**WORK REQUIRED**. Copy nothing before the line that contains "Convert this screenshot"; from there, transcribe each line exactly through the end of the material, omitting pictures.

╭──

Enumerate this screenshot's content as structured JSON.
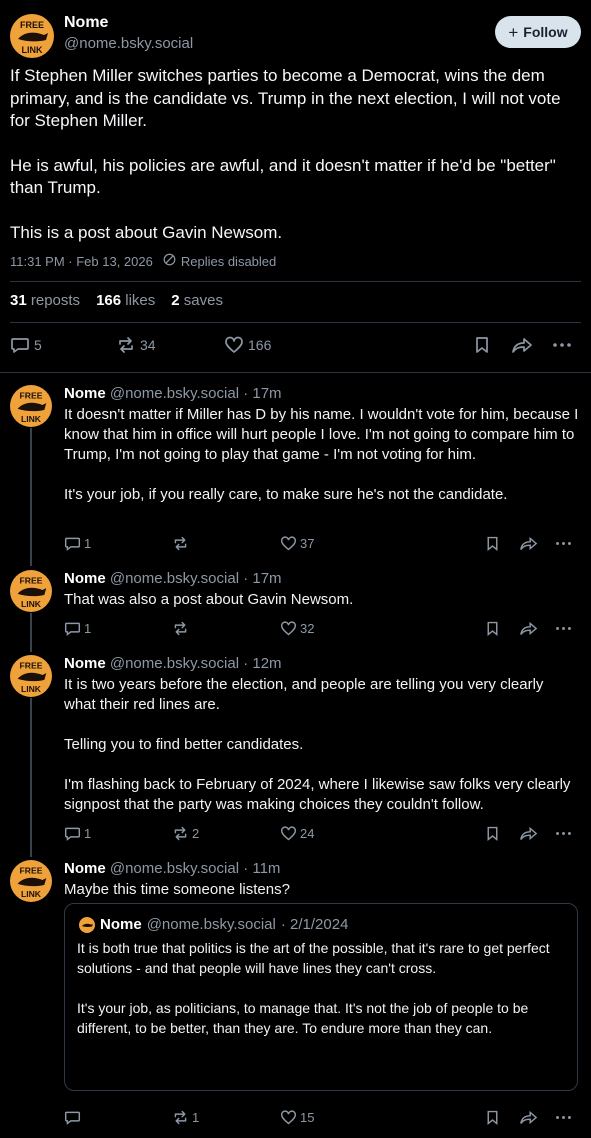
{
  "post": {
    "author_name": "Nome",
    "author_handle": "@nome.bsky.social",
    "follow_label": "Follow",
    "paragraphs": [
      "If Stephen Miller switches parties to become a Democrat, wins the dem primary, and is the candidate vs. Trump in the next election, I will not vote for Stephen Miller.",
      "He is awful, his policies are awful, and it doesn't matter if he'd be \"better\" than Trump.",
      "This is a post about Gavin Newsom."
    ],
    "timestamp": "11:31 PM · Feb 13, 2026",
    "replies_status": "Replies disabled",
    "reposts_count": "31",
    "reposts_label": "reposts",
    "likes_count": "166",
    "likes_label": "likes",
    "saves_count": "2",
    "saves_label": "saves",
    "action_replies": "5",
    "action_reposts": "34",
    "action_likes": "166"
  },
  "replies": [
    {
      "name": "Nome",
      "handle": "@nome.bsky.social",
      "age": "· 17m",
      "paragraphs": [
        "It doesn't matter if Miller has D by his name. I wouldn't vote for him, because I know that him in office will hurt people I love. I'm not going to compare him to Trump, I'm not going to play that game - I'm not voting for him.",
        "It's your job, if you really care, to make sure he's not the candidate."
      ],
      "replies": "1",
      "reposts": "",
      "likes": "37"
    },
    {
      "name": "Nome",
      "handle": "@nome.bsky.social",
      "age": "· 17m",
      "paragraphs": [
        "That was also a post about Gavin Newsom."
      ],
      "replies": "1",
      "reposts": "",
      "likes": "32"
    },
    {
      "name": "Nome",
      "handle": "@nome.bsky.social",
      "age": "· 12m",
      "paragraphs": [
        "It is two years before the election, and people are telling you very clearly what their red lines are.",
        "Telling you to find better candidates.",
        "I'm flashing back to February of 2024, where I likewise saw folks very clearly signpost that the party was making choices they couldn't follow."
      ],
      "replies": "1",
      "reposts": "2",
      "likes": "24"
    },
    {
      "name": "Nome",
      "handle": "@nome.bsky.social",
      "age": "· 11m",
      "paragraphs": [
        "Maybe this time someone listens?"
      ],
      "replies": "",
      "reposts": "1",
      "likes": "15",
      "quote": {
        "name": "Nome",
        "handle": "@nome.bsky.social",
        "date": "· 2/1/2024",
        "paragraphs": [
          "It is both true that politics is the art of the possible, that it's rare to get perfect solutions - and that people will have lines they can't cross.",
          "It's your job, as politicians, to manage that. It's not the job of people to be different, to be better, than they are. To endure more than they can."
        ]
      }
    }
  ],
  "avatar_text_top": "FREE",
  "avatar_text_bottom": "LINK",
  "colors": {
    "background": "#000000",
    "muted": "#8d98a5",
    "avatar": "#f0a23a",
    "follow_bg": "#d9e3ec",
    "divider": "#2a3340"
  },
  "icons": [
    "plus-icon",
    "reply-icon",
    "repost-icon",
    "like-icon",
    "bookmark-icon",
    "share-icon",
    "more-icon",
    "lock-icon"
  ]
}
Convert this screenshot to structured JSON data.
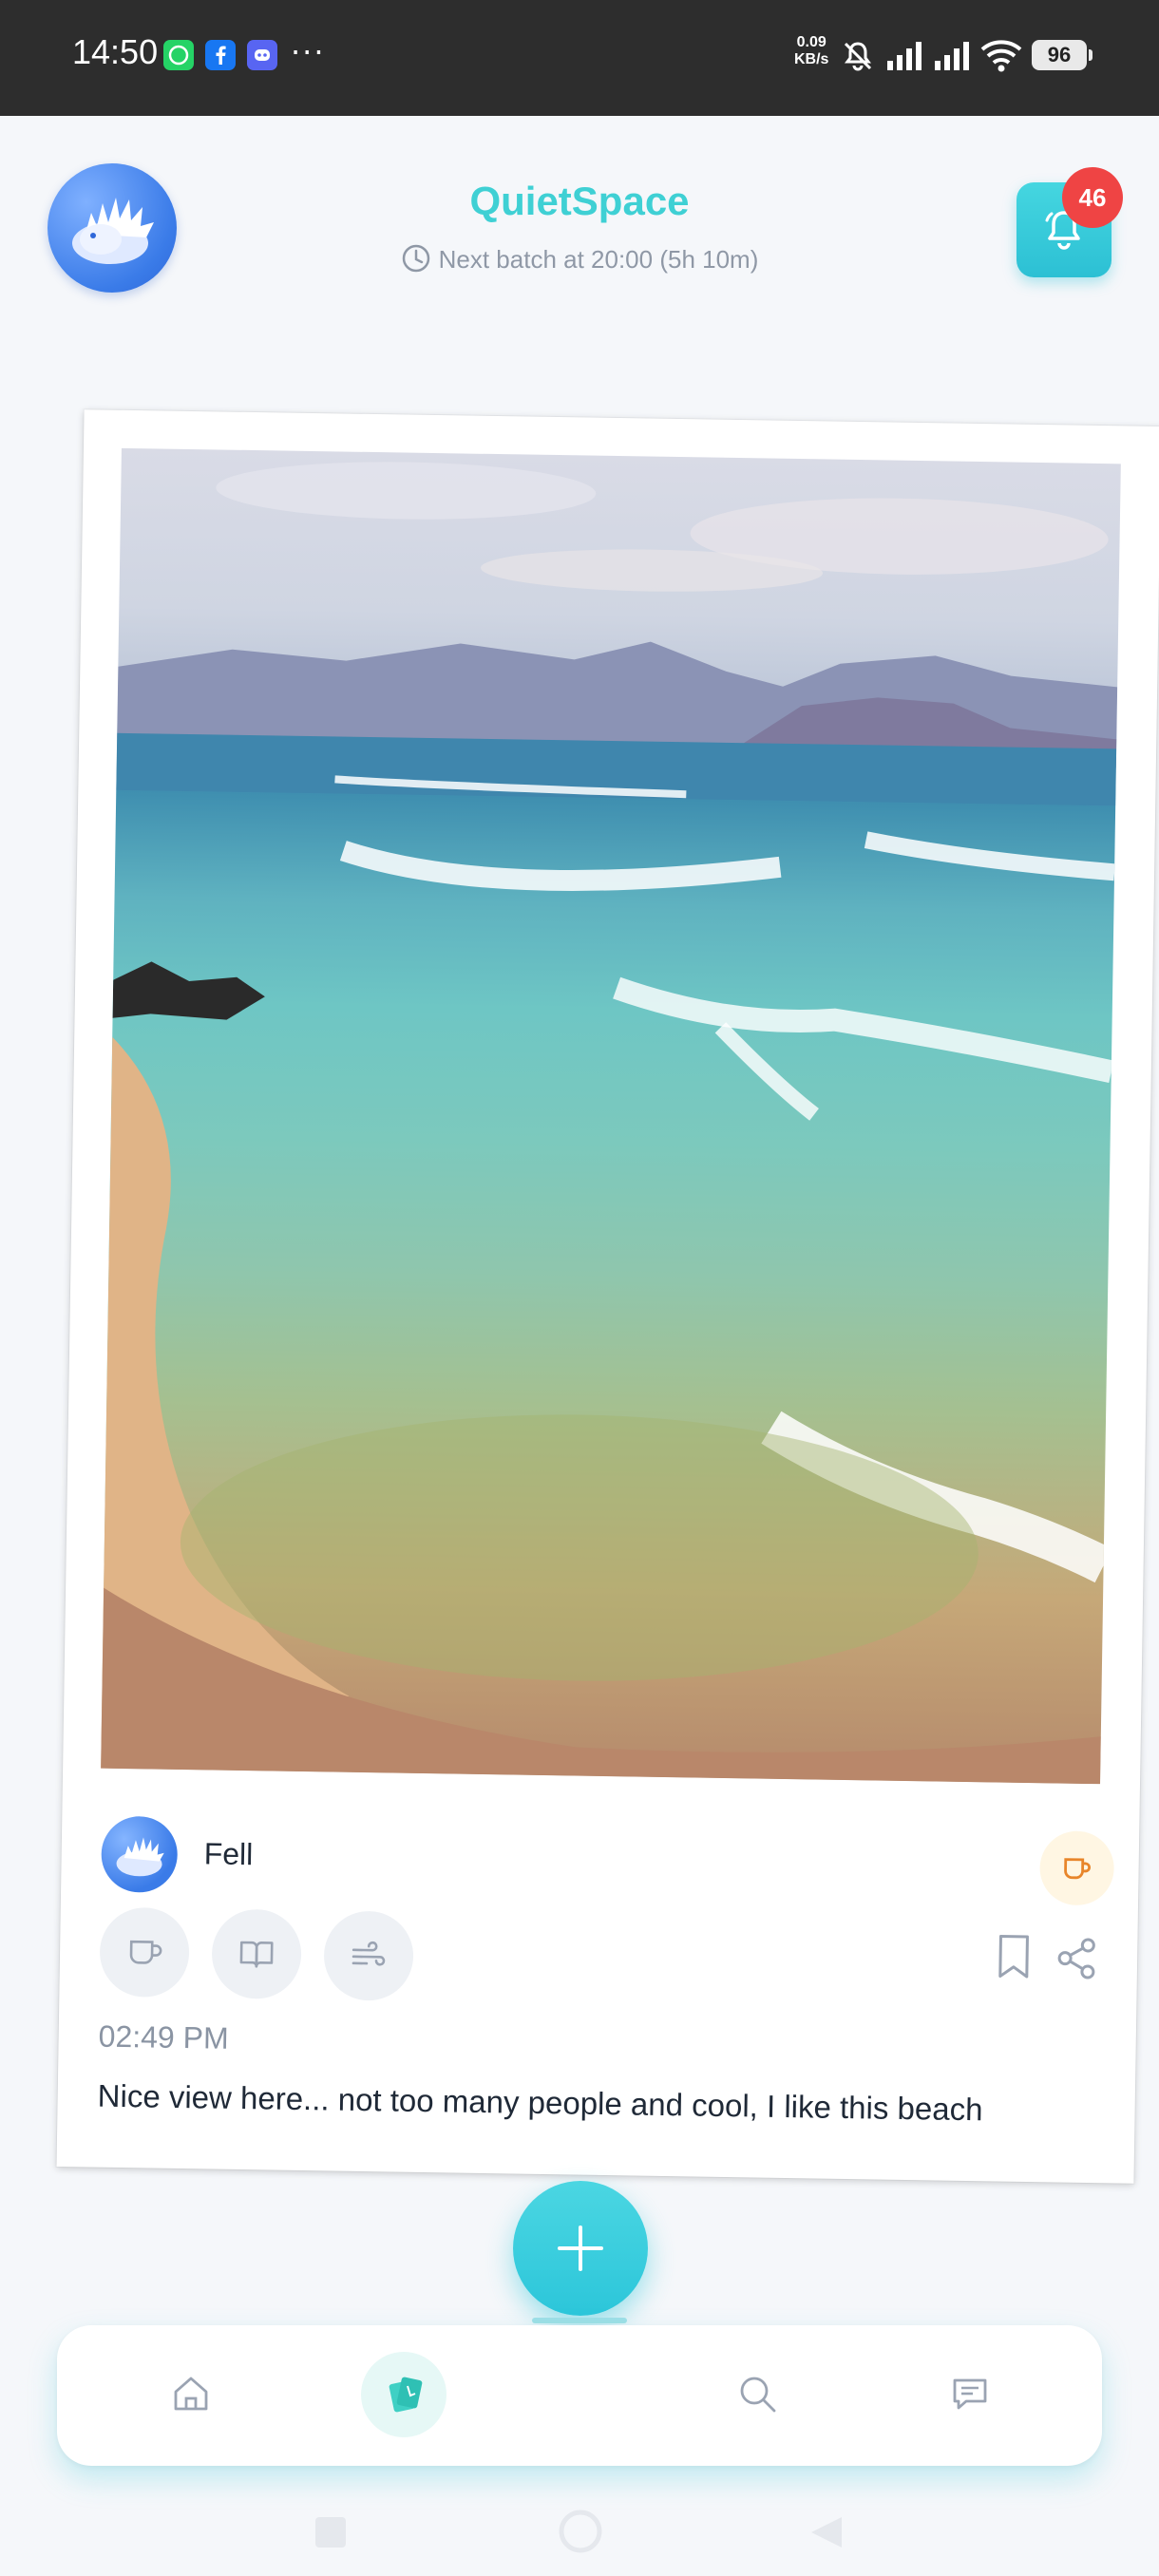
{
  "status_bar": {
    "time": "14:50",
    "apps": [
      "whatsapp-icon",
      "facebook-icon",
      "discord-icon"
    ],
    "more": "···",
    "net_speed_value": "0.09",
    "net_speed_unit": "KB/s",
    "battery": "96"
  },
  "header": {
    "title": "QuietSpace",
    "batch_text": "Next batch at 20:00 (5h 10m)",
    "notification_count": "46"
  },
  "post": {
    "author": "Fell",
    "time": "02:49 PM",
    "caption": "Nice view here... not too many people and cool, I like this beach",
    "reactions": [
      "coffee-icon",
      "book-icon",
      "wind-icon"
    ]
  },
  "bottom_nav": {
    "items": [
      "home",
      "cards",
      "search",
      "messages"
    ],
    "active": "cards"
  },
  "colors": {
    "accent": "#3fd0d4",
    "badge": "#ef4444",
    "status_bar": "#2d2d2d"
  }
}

╰──

**ANSWER IN FULL**.
Convert this screenshot to structured JSON data.
{
  "status_bar": {
    "time": "14:50",
    "apps": [
      "whatsapp-icon",
      "facebook-icon",
      "discord-icon"
    ],
    "more": "···",
    "net_speed_value": "0.09",
    "net_speed_unit": "KB/s",
    "battery": "96"
  },
  "header": {
    "title": "QuietSpace",
    "batch_text": "Next batch at 20:00 (5h 10m)",
    "notification_count": "46"
  },
  "post": {
    "author": "Fell",
    "time": "02:49 PM",
    "caption": "Nice view here... not too many people and cool, I like this beach",
    "reactions": [
      "coffee-icon",
      "book-icon",
      "wind-icon"
    ]
  },
  "bottom_nav": {
    "items": [
      "home",
      "cards",
      "search",
      "messages"
    ],
    "active": "cards"
  },
  "colors": {
    "accent": "#3fd0d4",
    "badge": "#ef4444",
    "status_bar": "#2d2d2d"
  }
}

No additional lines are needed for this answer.